Set problem: Repeat every line below exactly, word for word.

Saved entries
______

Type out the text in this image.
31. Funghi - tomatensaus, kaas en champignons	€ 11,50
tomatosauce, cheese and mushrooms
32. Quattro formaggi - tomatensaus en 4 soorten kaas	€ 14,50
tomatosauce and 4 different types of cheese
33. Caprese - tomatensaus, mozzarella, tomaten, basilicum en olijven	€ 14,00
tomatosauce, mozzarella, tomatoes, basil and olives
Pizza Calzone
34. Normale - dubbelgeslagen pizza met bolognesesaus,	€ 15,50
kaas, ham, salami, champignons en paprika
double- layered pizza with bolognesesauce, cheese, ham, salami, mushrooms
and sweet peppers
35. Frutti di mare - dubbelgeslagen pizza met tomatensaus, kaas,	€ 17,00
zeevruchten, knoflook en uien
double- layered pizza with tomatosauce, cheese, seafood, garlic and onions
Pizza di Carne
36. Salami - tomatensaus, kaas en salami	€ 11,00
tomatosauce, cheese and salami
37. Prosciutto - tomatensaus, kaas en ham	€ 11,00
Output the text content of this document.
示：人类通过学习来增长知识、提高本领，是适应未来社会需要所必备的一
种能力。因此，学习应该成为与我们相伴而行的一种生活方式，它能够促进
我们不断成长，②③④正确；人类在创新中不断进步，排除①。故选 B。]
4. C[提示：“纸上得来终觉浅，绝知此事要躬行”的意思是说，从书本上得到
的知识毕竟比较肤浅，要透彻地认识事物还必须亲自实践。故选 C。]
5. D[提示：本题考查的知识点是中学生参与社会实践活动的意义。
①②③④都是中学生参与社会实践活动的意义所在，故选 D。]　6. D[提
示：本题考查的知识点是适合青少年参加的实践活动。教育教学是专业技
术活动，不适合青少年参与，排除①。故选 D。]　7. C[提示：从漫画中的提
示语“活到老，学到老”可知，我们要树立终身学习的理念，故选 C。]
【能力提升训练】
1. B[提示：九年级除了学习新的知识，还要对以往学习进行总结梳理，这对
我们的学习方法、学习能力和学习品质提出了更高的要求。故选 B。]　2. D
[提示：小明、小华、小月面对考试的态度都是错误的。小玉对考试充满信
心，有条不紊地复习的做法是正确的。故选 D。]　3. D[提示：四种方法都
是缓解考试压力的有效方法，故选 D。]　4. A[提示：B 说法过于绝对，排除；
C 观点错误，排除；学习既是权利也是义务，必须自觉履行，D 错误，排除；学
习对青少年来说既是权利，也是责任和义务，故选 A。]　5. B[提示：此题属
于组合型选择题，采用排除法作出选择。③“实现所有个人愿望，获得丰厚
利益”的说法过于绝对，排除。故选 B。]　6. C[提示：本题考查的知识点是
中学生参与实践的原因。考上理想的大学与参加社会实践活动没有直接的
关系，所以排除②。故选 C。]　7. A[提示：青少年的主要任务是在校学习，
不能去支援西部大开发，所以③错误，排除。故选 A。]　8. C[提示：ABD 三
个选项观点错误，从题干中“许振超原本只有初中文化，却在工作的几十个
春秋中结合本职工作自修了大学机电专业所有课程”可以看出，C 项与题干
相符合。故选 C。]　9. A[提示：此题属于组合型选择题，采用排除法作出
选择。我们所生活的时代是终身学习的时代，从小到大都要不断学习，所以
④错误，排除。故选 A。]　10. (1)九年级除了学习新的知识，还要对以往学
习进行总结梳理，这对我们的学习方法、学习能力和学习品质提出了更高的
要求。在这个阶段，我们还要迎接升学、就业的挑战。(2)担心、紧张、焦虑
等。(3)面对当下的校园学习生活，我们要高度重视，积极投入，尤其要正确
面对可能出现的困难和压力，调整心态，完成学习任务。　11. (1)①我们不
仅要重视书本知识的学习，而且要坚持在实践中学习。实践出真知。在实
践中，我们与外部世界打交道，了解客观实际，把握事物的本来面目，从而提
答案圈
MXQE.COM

______

Solution to this task:
Type out the text in this image.
31. Funghi - tomatensaus, kaas en champignons	€ 11,50
tomatosauce, cheese and mushrooms
32. Quattro formaggi - tomatensaus en 4 soorten kaas	€ 14,50
tomatosauce and 4 different types of cheese
33. Caprese - tomatensaus, mozzarella, tomaten, basilicum en olijven	€ 14,00
tomatosauce, mozzarella, tomatoes, basil and olives
Pizza Calzone
34. Normale - dubbelgeslagen pizza met bolognesesaus,	€ 15,50
kaas, ham, salami, champignons en paprika
double- layered pizza with bolognesesauce, cheese, ham, salami, mushrooms
and sweet peppers
35. Frutti di mare - dubbelgeslagen pizza met tomatensaus, kaas,	€ 17,00
zeevruchten, knoflook en uien
double- layered pizza with tomatosauce, cheese, seafood, garlic and onions
Pizza di Carne
36. Salami - tomatensaus, kaas en salami	€ 11,00
tomatosauce, cheese and salami
37. Prosciutto - tomatensaus, kaas en ham	€ 11,00
Output the text content of this document.
示：人类通过学习来增长知识、提高本领，是适应未来社会需要所必备的一
种能力。因此，学习应该成为与我们相伴而行的一种生活方式，它能够促进
我们不断成长，②③④正确；人类在创新中不断进步，排除①。故选 B。]
4. C[提示：“纸上得来终觉浅，绝知此事要躬行”的意思是说，从书本上得到
的知识毕竟比较肤浅，要透彻地认识事物还必须亲自实践。故选 C。]
5. D[提示：本题考查的知识点是中学生参与社会实践活动的意义。
①②③④都是中学生参与社会实践活动的意义所在，故选 D。]　6. D[提
示：本题考查的知识点是适合青少年参加的实践活动。教育教学是专业技
术活动，不适合青少年参与，排除①。故选 D。]　7. C[提示：从漫画中的提
示语“活到老，学到老”可知，我们要树立终身学习的理念，故选 C。]
【能力提升训练】
1. B[提示：九年级除了学习新的知识，还要对以往学习进行总结梳理，这对
我们的学习方法、学习能力和学习品质提出了更高的要求。故选 B。]　2. D
[提示：小明、小华、小月面对考试的态度都是错误的。小玉对考试充满信
心，有条不紊地复习的做法是正确的。故选 D。]　3. D[提示：四种方法都
是缓解考试压力的有效方法，故选 D。]　4. A[提示：B 说法过于绝对，排除；
C 观点错误，排除；学习既是权利也是义务，必须自觉履行，D 错误，排除；学
习对青少年来说既是权利，也是责任和义务，故选 A。]　5. B[提示：此题属
于组合型选择题，采用排除法作出选择。③“实现所有个人愿望，获得丰厚
利益”的说法过于绝对，排除。故选 B。]　6. C[提示：本题考查的知识点是
中学生参与实践的原因。考上理想的大学与参加社会实践活动没有直接的
关系，所以排除②。故选 C。]　7. A[提示：青少年的主要任务是在校学习，
不能去支援西部大开发，所以③错误，排除。故选 A。]　8. C[提示：ABD 三
个选项观点错误，从题干中“许振超原本只有初中文化，却在工作的几十个
春秋中结合本职工作自修了大学机电专业所有课程”可以看出，C 项与题干
相符合。故选 C。]　9. A[提示：此题属于组合型选择题，采用排除法作出
选择。我们所生活的时代是终身学习的时代，从小到大都要不断学习，所以
④错误，排除。故选 A。]　10. (1)九年级除了学习新的知识，还要对以往学
习进行总结梳理，这对我们的学习方法、学习能力和学习品质提出了更高的
要求。在这个阶段，我们还要迎接升学、就业的挑战。(2)担心、紧张、焦虑
等。(3)面对当下的校园学习生活，我们要高度重视，积极投入，尤其要正确
面对可能出现的困难和压力，调整心态，完成学习任务。　11. (1)①我们不
仅要重视书本知识的学习，而且要坚持在实践中学习。实践出真知。在实
践中，我们与外部世界打交道，了解客观实际，把握事物的本来面目，从而提
答案圈
MXQE.COM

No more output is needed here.